(Figure data in JSON)
○ ○ ○ ○

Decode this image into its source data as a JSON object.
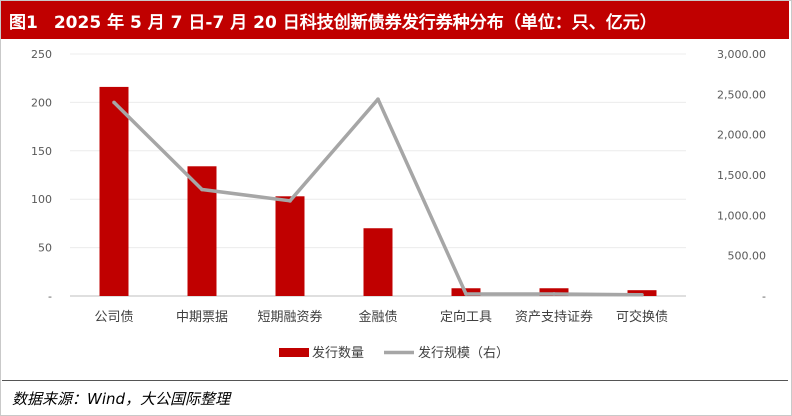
{
  "header": {
    "figure_no": "图1",
    "title": "2025 年 5 月 7 日-7 月 20 日科技创新债券发行券种分布（单位：只、亿元）"
  },
  "footer": {
    "source": "数据来源：Wind，大公国际整理"
  },
  "colors": {
    "brand_red": "#c00000",
    "bar": "#c00000",
    "line": "#a6a6a6",
    "axis_text": "#595959"
  },
  "chart_data": {
    "type": "bar",
    "categories": [
      "公司债",
      "中期票据",
      "短期融资券",
      "金融债",
      "定向工具",
      "资产支持证券",
      "可交换债"
    ],
    "series": [
      {
        "name": "发行数量",
        "type": "bar",
        "axis": "left",
        "values": [
          216,
          134,
          103,
          70,
          8,
          8,
          6
        ]
      },
      {
        "name": "发行规模（右）",
        "type": "line",
        "axis": "right",
        "values": [
          2400,
          1320,
          1180,
          2440,
          25,
          25,
          15
        ]
      }
    ],
    "y_left": {
      "min": 0,
      "max": 250,
      "ticks": [
        "-",
        "50",
        "100",
        "150",
        "200",
        "250"
      ]
    },
    "y_right": {
      "min": 0,
      "max": 3000,
      "ticks": [
        "-",
        "500.00",
        "1,000.00",
        "1,500.00",
        "2,000.00",
        "2,500.00",
        "3,000.00"
      ]
    },
    "grid": true,
    "legend_position": "bottom"
  }
}
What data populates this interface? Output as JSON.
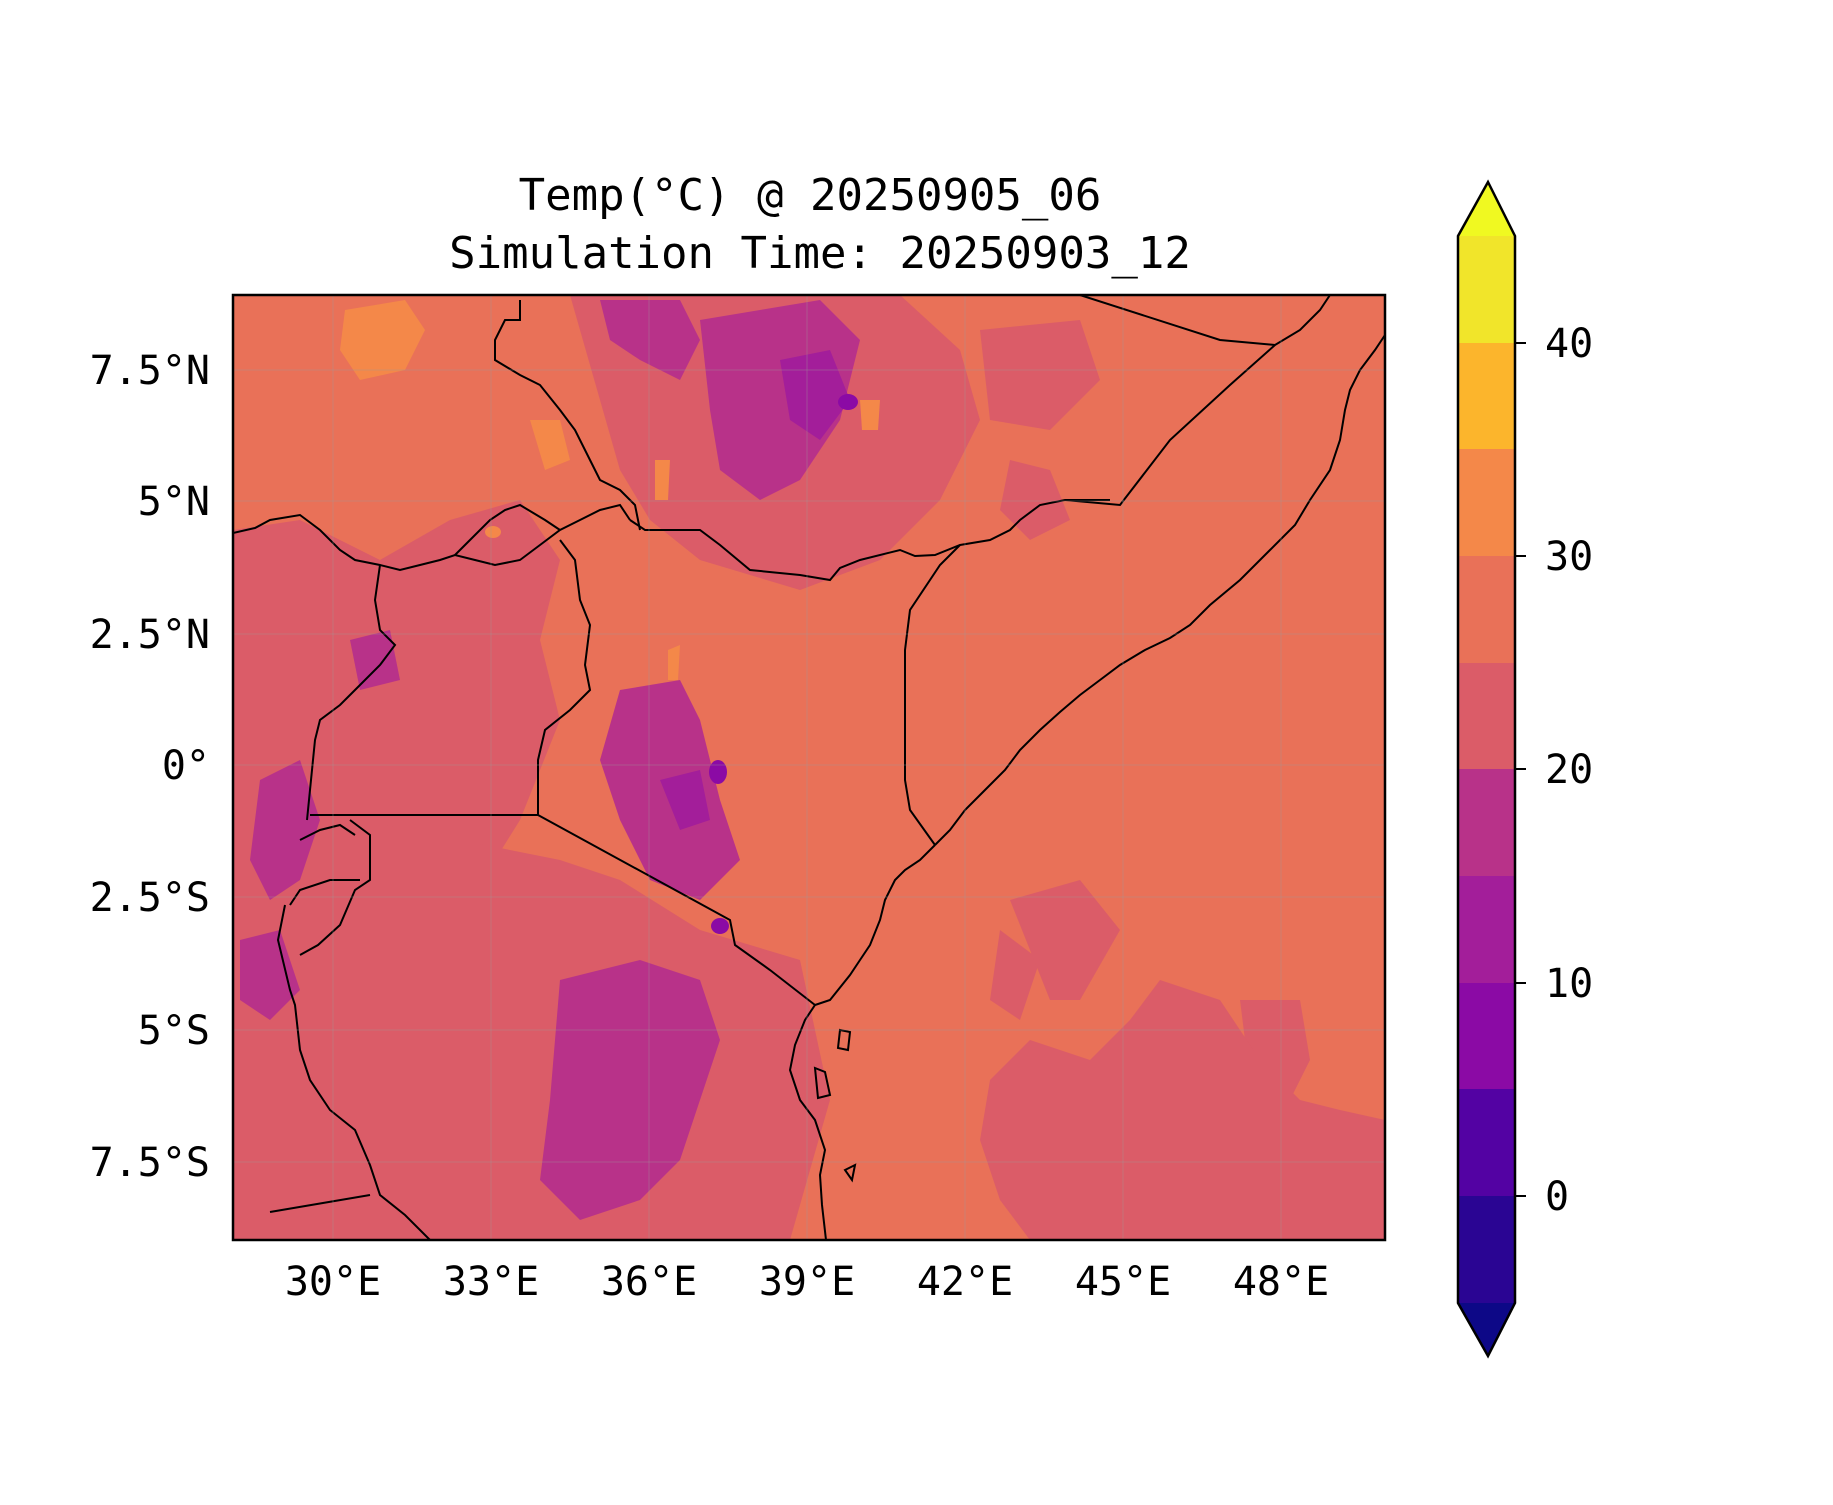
{
  "title_line1": "Temp(°C) @ 20250905_06",
  "title_line2": "Simulation Time: 20250903_12",
  "colors": {
    "cold_extend": "#0d0887",
    "hot_extend": "#f0f921",
    "levels": [
      "#0d0887",
      "#2a0593",
      "#5302a3",
      "#8b0aa5",
      "#a31e9a",
      "#b83289",
      "#db5c68",
      "#e97158",
      "#f48849",
      "#fba238",
      "#f4e61e"
    ]
  },
  "map": {
    "lon_labels": [
      "30°E",
      "33°E",
      "36°E",
      "39°E",
      "42°E",
      "45°E",
      "48°E"
    ],
    "lat_labels": [
      "7.5°N",
      "5°N",
      "2.5°N",
      "0°",
      "2.5°S",
      "5°S",
      "7.5°S"
    ]
  },
  "colorbar": {
    "tick_labels": [
      "0",
      "10",
      "20",
      "30",
      "40"
    ]
  }
}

○ ○ ○ ○

Show every line in the records above that contains the word "this".

Decode this image into its source data as a JSON object.
What data populates this interface? Output as JSON.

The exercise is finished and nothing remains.